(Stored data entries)
____

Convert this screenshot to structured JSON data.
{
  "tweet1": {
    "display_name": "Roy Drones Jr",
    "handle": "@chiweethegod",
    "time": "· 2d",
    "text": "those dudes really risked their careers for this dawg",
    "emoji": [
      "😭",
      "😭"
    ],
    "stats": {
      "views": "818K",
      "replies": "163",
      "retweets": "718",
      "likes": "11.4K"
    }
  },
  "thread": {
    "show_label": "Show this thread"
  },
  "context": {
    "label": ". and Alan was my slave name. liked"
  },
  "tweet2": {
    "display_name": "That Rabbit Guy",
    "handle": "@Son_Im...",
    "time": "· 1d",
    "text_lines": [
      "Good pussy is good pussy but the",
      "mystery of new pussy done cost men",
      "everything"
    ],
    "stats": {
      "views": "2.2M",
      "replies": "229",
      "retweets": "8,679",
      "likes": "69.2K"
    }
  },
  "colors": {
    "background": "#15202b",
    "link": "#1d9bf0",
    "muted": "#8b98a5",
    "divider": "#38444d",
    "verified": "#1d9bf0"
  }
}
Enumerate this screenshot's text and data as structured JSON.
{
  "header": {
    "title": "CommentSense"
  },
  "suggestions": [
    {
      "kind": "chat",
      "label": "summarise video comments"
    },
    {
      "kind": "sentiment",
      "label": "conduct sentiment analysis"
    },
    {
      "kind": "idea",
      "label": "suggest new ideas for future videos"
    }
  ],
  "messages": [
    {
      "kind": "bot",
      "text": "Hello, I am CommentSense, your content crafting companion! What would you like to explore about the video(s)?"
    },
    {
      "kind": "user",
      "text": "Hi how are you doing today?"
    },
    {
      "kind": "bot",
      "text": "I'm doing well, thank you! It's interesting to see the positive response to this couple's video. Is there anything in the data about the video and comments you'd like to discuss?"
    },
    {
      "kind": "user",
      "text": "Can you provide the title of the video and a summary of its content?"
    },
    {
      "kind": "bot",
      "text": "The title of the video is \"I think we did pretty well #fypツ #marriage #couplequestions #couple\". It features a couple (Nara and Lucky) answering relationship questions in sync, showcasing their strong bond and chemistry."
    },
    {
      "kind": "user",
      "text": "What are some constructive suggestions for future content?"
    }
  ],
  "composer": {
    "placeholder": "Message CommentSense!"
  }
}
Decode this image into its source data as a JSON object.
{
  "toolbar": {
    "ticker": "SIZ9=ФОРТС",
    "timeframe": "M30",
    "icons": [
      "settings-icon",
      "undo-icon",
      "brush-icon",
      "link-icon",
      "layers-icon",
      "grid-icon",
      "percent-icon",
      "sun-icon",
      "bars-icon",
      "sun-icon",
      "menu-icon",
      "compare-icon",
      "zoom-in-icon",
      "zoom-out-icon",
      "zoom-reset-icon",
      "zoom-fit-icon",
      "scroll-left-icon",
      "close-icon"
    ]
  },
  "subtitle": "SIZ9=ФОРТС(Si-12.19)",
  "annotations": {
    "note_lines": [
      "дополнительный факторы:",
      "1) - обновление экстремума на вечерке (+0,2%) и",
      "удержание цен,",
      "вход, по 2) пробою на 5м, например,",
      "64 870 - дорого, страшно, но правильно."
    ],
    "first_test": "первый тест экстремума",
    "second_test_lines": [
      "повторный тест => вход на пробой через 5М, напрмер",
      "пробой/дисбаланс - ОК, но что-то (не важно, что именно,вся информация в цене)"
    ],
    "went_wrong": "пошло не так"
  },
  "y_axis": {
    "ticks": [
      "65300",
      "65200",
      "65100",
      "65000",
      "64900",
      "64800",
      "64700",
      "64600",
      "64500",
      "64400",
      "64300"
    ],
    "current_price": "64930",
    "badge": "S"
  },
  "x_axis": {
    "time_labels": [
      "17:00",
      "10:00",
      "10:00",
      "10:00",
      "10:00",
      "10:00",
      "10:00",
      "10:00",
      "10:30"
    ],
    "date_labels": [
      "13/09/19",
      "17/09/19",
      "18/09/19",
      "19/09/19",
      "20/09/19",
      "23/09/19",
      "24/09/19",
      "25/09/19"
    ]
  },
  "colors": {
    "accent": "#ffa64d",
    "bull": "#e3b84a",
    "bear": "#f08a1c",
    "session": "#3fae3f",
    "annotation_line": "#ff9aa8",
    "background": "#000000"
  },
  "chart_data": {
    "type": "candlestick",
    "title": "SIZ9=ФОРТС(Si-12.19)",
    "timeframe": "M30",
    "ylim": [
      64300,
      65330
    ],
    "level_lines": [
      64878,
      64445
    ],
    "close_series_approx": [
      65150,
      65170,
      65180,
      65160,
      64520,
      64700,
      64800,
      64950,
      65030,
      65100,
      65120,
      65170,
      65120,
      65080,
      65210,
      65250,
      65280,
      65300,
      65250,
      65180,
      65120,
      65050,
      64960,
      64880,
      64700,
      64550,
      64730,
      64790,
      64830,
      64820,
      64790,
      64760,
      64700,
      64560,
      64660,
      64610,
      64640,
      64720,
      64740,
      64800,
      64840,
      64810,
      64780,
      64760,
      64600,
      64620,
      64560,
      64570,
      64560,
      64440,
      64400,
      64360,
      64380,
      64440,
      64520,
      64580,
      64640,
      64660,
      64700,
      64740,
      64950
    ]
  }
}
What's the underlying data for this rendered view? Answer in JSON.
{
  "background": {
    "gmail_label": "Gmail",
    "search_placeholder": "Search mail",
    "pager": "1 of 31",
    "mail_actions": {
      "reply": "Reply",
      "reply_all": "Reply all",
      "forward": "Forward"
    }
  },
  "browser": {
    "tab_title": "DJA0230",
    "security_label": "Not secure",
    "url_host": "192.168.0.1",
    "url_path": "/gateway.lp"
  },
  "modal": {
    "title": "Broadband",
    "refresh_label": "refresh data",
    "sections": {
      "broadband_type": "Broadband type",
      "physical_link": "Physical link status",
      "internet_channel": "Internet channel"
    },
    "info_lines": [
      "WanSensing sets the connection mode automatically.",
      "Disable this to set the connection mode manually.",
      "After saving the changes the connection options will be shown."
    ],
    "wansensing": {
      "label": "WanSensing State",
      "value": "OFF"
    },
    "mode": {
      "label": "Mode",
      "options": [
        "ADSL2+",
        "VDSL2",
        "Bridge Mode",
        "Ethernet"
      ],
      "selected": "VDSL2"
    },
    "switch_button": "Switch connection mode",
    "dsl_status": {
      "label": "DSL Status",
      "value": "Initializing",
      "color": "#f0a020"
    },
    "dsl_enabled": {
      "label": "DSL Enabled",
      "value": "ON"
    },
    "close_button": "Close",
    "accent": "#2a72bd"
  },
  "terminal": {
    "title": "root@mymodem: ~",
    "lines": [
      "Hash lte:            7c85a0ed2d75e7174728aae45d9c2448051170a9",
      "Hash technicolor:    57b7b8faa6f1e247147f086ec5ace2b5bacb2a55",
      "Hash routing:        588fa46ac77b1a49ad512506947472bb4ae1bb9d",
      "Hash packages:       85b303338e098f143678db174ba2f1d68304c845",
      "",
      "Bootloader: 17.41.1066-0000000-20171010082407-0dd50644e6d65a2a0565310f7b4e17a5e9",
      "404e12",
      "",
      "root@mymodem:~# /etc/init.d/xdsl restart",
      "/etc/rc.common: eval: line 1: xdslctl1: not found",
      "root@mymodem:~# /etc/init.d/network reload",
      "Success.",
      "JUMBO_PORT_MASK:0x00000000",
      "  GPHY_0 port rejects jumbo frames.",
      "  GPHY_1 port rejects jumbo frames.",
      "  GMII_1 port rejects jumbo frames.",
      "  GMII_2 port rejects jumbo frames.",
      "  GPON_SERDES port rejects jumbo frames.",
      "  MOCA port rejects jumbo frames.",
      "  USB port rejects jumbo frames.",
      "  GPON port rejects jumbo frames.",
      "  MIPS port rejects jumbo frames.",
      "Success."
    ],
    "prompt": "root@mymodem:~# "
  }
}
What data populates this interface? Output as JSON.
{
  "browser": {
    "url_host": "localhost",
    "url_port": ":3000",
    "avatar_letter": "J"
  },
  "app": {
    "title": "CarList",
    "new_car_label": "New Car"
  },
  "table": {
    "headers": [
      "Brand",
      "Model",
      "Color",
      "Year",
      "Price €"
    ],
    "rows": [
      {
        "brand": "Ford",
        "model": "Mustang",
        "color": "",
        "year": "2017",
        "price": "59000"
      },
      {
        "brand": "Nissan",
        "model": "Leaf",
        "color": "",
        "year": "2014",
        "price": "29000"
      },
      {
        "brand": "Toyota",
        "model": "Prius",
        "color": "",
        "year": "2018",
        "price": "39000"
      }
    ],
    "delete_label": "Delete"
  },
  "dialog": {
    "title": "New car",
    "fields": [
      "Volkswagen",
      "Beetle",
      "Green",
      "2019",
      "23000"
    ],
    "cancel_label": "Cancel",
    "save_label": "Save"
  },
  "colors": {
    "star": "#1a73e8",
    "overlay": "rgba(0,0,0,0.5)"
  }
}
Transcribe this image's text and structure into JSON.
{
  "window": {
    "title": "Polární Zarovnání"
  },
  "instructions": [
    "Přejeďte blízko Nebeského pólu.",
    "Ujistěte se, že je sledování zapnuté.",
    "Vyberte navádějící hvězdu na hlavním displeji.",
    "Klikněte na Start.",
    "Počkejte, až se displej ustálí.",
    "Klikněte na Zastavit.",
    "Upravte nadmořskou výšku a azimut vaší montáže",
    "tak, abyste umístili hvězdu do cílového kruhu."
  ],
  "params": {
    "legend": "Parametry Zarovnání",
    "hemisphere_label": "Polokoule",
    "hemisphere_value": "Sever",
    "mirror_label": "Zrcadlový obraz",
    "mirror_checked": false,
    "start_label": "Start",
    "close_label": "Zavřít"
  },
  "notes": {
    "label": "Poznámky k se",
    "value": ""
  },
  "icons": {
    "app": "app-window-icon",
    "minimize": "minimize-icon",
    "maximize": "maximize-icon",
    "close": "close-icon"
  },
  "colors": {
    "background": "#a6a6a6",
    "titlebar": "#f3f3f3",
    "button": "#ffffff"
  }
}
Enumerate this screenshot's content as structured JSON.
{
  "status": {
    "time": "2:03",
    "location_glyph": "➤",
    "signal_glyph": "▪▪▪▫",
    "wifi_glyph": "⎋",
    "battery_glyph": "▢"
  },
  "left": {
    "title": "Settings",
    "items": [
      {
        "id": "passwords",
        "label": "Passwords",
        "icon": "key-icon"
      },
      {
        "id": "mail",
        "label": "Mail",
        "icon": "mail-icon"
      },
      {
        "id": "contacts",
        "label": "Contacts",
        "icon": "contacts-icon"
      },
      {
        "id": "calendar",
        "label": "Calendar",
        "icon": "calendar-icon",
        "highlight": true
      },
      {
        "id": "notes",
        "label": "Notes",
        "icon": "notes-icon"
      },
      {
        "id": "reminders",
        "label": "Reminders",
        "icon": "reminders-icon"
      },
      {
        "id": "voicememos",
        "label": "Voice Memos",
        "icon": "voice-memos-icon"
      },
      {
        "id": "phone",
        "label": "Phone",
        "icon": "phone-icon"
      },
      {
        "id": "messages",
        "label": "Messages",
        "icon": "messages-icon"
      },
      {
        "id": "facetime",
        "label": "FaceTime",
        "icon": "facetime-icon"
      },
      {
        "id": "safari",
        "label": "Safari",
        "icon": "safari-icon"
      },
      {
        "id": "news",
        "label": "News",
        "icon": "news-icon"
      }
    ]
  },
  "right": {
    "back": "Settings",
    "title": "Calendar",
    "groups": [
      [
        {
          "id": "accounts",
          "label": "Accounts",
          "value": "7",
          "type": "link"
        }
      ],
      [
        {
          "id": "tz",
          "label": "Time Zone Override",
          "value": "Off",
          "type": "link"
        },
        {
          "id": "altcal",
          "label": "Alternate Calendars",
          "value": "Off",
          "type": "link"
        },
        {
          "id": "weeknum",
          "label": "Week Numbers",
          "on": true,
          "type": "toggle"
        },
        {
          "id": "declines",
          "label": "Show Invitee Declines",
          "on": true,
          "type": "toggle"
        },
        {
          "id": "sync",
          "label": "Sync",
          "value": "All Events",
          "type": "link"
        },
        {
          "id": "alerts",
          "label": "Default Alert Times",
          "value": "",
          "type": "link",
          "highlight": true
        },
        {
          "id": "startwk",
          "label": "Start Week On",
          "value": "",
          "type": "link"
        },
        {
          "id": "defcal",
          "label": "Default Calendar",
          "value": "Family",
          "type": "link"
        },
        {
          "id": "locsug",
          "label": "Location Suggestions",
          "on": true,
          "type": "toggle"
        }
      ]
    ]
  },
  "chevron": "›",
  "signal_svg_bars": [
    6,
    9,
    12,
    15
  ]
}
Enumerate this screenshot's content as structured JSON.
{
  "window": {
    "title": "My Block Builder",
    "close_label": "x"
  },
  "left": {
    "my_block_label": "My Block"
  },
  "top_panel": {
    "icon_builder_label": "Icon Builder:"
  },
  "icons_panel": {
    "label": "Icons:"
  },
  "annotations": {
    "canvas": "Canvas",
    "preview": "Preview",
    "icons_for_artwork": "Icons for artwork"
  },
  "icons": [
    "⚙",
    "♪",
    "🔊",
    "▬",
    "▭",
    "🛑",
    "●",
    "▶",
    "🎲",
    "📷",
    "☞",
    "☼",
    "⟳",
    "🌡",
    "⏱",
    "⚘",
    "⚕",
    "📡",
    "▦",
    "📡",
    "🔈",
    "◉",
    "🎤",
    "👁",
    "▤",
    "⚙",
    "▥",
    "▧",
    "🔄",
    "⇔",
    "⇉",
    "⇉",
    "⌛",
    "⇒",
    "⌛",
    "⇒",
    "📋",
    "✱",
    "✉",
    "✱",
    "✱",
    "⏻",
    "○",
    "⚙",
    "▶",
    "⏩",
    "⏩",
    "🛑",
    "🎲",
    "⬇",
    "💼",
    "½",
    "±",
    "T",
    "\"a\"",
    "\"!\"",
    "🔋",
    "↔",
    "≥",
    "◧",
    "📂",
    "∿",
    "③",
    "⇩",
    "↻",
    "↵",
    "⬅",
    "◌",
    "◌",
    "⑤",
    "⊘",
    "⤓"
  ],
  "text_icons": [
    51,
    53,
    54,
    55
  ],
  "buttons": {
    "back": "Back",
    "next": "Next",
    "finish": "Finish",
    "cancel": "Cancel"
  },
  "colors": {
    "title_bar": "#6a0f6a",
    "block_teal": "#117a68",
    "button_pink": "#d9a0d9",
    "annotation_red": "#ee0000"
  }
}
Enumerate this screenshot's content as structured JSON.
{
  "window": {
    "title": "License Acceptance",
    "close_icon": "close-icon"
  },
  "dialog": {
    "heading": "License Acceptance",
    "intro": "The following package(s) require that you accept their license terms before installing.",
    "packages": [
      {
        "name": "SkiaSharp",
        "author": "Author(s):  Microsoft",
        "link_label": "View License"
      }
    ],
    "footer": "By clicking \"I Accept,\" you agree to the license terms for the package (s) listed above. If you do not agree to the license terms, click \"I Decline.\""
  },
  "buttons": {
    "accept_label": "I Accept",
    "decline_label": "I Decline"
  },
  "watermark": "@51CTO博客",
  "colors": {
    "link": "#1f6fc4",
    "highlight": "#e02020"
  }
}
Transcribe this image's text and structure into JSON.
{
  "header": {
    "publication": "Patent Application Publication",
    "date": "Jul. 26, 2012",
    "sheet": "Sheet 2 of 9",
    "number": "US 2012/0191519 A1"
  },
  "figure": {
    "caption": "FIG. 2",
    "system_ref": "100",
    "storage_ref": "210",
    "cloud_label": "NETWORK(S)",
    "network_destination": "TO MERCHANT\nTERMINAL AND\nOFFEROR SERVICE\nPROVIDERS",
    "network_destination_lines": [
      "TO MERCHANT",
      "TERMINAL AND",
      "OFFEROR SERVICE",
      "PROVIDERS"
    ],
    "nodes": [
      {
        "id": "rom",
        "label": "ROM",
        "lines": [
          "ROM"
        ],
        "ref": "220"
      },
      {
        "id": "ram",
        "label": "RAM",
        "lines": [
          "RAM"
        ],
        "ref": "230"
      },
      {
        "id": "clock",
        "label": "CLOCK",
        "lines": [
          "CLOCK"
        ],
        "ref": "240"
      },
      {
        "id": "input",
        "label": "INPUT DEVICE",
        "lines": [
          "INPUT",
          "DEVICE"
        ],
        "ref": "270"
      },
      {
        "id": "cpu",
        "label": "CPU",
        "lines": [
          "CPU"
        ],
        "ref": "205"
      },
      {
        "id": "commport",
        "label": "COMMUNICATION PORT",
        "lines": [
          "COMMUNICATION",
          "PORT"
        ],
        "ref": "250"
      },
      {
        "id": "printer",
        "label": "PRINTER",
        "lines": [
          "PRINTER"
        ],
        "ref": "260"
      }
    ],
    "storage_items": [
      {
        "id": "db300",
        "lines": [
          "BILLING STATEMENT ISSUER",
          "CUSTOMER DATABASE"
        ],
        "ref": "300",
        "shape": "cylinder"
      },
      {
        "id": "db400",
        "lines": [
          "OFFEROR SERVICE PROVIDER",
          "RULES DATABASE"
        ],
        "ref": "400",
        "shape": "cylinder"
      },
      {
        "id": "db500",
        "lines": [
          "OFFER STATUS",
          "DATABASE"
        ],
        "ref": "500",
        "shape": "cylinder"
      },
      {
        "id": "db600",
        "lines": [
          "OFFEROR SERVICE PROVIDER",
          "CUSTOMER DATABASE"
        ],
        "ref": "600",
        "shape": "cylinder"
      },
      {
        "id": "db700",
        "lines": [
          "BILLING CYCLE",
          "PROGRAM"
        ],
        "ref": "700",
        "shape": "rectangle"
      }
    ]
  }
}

____

Stated goal => Check each line above for the word "root", and copy the lines where it appears.

Exercise response =>
    "title": "root@mymodem: ~",
      "root@mymodem:~# /etc/init.d/xdsl restart",
      "root@mymodem:~# /etc/init.d/network reload",
    "prompt": "root@mymodem:~# "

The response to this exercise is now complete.